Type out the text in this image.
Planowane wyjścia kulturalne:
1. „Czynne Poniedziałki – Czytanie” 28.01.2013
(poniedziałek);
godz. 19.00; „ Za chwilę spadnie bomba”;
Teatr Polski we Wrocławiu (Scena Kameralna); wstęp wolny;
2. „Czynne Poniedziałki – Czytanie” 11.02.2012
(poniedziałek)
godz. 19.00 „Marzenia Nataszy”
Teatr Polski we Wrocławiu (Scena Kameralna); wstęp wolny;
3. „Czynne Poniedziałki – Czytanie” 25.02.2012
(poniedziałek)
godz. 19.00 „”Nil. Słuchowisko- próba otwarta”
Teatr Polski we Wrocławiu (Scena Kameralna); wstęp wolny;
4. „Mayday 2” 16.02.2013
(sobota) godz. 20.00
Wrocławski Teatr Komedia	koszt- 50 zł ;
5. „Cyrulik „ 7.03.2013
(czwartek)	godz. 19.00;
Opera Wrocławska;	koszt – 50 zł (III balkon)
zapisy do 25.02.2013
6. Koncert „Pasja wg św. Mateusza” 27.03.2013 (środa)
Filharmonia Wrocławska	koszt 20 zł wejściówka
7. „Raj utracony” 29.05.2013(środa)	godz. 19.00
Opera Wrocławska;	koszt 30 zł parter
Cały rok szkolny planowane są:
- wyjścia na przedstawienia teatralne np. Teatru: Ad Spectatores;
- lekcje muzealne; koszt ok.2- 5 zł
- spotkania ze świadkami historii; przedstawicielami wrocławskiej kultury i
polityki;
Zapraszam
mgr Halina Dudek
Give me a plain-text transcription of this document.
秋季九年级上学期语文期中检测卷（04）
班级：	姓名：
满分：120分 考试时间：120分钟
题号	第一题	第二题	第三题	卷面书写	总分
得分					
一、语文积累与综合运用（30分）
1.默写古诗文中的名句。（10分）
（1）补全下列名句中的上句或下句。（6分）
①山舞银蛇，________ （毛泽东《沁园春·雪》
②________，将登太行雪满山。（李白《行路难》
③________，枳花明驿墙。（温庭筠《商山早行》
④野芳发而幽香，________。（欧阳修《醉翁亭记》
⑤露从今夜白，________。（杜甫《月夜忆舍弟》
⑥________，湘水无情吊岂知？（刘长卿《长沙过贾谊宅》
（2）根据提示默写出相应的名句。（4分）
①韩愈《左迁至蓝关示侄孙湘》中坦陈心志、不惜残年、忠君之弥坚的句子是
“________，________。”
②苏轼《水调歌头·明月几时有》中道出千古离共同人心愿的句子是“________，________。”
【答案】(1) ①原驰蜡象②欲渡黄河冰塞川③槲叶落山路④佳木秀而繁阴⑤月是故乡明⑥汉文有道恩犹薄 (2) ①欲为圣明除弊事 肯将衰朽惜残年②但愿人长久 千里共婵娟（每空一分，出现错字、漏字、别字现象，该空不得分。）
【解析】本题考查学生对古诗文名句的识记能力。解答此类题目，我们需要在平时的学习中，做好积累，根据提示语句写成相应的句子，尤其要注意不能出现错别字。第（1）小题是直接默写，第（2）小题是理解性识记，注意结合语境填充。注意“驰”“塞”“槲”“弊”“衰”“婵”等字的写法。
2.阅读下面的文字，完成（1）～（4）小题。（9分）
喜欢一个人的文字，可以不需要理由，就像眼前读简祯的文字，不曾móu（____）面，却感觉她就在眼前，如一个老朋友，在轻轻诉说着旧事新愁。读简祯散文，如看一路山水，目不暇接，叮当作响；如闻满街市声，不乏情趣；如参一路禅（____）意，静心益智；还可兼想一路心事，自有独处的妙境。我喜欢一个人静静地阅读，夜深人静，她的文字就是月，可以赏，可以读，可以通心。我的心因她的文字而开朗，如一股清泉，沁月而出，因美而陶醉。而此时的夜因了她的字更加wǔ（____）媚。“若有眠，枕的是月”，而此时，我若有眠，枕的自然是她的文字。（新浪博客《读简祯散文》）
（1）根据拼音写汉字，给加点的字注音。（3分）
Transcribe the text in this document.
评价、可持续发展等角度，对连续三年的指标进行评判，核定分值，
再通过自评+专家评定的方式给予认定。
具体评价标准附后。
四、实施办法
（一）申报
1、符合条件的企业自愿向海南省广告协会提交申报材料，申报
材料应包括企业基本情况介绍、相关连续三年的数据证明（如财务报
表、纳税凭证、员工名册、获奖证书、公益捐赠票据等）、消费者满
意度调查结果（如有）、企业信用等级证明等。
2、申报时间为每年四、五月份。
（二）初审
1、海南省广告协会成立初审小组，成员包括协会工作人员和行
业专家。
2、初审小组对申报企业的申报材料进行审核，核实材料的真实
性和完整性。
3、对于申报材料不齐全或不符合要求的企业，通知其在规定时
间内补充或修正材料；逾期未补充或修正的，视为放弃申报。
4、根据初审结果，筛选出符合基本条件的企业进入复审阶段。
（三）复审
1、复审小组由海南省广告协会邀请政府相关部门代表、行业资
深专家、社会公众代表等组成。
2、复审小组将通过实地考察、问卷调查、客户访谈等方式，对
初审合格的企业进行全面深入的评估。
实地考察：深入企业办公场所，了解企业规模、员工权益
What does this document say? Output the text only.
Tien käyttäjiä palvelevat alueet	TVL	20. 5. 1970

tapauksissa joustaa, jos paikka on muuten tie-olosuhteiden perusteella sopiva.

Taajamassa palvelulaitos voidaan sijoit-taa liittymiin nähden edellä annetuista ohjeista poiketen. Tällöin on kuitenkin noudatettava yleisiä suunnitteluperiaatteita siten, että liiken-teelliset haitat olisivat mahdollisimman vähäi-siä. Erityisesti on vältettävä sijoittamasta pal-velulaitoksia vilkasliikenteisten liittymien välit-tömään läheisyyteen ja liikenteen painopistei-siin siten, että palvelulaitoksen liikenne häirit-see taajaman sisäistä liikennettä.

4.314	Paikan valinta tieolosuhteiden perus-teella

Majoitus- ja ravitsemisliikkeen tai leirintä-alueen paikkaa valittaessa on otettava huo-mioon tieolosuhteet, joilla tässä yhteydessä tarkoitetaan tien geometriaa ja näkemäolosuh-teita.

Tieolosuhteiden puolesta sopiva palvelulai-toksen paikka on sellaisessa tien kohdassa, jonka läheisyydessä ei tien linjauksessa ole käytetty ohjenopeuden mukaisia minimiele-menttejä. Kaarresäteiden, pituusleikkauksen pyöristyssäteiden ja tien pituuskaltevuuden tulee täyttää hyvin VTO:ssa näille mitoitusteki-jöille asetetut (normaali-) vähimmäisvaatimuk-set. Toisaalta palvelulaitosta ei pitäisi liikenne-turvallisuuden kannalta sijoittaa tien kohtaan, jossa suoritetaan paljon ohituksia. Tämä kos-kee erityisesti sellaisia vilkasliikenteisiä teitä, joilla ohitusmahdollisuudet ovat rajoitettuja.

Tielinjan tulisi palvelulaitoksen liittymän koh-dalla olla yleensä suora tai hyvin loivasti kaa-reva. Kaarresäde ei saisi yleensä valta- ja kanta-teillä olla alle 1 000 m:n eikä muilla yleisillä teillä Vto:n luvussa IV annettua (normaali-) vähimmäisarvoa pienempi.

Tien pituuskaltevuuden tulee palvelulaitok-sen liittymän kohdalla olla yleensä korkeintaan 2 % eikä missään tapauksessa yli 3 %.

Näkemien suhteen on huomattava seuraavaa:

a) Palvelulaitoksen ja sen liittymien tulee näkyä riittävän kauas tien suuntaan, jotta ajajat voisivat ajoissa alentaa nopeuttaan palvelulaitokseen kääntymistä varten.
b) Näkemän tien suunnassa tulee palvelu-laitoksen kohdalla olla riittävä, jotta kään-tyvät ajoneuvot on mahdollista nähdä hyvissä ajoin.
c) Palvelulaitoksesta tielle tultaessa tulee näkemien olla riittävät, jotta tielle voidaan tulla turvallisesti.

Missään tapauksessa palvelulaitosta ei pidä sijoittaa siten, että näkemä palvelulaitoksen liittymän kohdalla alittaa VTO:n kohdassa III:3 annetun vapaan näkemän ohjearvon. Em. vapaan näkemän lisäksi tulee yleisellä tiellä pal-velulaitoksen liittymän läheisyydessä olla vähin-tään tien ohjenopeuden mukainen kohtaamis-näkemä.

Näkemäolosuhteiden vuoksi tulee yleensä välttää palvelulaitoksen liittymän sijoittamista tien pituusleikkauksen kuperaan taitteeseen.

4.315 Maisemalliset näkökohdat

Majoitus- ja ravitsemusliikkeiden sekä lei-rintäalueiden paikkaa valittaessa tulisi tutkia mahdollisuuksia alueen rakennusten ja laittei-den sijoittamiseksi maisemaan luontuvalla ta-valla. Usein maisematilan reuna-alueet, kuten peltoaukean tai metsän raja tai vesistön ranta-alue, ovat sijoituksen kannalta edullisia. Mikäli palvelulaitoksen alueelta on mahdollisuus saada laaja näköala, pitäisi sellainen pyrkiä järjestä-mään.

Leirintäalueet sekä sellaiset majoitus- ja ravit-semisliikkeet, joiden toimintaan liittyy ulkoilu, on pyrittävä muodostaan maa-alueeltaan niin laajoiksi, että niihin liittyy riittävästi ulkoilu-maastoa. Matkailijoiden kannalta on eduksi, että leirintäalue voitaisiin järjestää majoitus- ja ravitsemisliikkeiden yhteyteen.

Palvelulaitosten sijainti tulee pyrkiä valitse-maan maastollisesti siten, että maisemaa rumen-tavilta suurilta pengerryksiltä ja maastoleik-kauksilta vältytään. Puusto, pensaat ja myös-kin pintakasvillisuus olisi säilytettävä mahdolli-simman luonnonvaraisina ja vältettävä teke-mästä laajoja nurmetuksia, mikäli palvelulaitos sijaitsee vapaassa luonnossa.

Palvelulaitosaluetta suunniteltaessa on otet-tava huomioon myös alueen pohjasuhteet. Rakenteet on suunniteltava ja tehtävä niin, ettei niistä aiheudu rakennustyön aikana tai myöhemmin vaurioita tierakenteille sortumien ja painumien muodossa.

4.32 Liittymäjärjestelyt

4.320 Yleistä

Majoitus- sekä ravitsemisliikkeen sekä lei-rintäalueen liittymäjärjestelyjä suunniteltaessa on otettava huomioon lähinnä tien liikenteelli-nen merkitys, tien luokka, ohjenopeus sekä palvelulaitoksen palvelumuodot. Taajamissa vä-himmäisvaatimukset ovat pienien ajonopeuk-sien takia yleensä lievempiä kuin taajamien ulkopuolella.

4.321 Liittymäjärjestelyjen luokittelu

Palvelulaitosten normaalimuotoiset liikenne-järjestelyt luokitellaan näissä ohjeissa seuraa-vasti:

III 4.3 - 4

•••

-- Problem statement --
Copy out all lines where the word "text" appears.

-- Answer for the task --
Type out the text in this image.
Give me a plain-text transcription of this document.
Transcribe the text in this document.
What does this document say? Output the text only.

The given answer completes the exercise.